YOUR GOAL: This exercise needs all of the entries set down again, exactly as they read.
__________________________________________________
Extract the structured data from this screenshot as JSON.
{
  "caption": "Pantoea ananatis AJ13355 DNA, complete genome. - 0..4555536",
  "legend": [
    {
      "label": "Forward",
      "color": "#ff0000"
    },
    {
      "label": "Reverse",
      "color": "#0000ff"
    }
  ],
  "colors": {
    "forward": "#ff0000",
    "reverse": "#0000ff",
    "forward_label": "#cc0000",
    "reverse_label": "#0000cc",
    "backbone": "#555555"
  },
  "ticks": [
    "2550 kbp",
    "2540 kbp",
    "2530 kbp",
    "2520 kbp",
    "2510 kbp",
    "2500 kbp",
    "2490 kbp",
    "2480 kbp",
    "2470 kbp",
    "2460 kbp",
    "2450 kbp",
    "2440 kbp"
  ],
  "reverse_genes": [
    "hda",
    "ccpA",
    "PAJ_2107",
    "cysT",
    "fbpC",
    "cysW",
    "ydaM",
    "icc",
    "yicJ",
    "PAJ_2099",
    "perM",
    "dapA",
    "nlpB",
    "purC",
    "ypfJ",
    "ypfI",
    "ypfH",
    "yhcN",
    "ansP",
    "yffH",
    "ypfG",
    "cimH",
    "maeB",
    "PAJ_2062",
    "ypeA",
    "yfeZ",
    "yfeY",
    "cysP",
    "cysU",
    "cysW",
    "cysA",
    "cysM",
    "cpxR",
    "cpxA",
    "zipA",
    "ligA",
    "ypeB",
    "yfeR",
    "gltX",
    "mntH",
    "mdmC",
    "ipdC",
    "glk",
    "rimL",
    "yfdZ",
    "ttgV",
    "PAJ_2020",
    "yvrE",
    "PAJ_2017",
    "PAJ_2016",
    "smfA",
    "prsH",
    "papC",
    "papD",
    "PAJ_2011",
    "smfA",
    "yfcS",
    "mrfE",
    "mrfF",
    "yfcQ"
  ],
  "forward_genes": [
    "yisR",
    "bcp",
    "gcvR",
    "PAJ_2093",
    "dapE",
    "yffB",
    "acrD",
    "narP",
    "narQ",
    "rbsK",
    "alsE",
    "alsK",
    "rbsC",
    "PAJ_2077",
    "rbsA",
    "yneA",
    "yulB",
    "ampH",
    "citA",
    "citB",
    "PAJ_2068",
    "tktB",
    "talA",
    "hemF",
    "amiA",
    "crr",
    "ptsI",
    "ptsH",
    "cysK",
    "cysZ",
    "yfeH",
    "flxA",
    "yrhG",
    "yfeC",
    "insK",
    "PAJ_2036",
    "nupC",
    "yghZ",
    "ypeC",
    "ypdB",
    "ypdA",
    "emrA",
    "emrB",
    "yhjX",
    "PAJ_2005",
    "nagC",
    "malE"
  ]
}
__________________________________________________
ANSWER BOX:
Extract the structured data from this screenshot as JSON.
{
  "caption": "Pantoea ananatis AJ13355 DNA, complete genome. - 0..4555536",
  "legend": [
    {
      "label": "Forward",
      "color": "#ff0000"
    },
    {
      "label": "Reverse",
      "color": "#0000ff"
    }
  ],
  "colors": {
    "forward": "#ff0000",
    "reverse": "#0000ff",
    "forward_label": "#cc0000",
    "reverse_label": "#0000cc",
    "backbone": "#555555"
  },
  "ticks": [
    "2550 kbp",
    "2540 kbp",
    "2530 kbp",
    "2520 kbp",
    "2510 kbp",
    "2500 kbp",
    "2490 kbp",
    "2480 kbp",
    "2470 kbp",
    "2460 kbp",
    "2450 kbp",
    "2440 kbp"
  ],
  "reverse_genes": [
    "hda",
    "ccpA",
    "PAJ_2107",
    "cysT",
    "fbpC",
    "cysW",
    "ydaM",
    "icc",
    "yicJ",
    "PAJ_2099",
    "perM",
    "dapA",
    "nlpB",
    "purC",
    "ypfJ",
    "ypfI",
    "ypfH",
    "yhcN",
    "ansP",
    "yffH",
    "ypfG",
    "cimH",
    "maeB",
    "PAJ_2062",
    "ypeA",
    "yfeZ",
    "yfeY",
    "cysP",
    "cysU",
    "cysW",
    "cysA",
    "cysM",
    "cpxR",
    "cpxA",
    "zipA",
    "ligA",
    "ypeB",
    "yfeR",
    "gltX",
    "mntH",
    "mdmC",
    "ipdC",
    "glk",
    "rimL",
    "yfdZ",
    "ttgV",
    "PAJ_2020",
    "yvrE",
    "PAJ_2017",
    "PAJ_2016",
    "smfA",
    "prsH",
    "papC",
    "papD",
    "PAJ_2011",
    "smfA",
    "yfcS",
    "mrfE",
    "mrfF",
    "yfcQ"
  ],
  "forward_genes": [
    "yisR",
    "bcp",
    "gcvR",
    "PAJ_2093",
    "dapE",
    "yffB",
    "acrD",
    "narP",
    "narQ",
    "rbsK",
    "alsE",
    "alsK",
    "rbsC",
    "PAJ_2077",
    "rbsA",
    "yneA",
    "yulB",
    "ampH",
    "citA",
    "citB",
    "PAJ_2068",
    "tktB",
    "talA",
    "hemF",
    "amiA",
    "crr",
    "ptsI",
    "ptsH",
    "cysK",
    "cysZ",
    "yfeH",
    "flxA",
    "yrhG",
    "yfeC",
    "insK",
    "PAJ_2036",
    "nupC",
    "yghZ",
    "ypeC",
    "ypdB",
    "ypdA",
    "emrA",
    "emrB",
    "yhjX",
    "PAJ_2005",
    "nagC",
    "malE"
  ]
}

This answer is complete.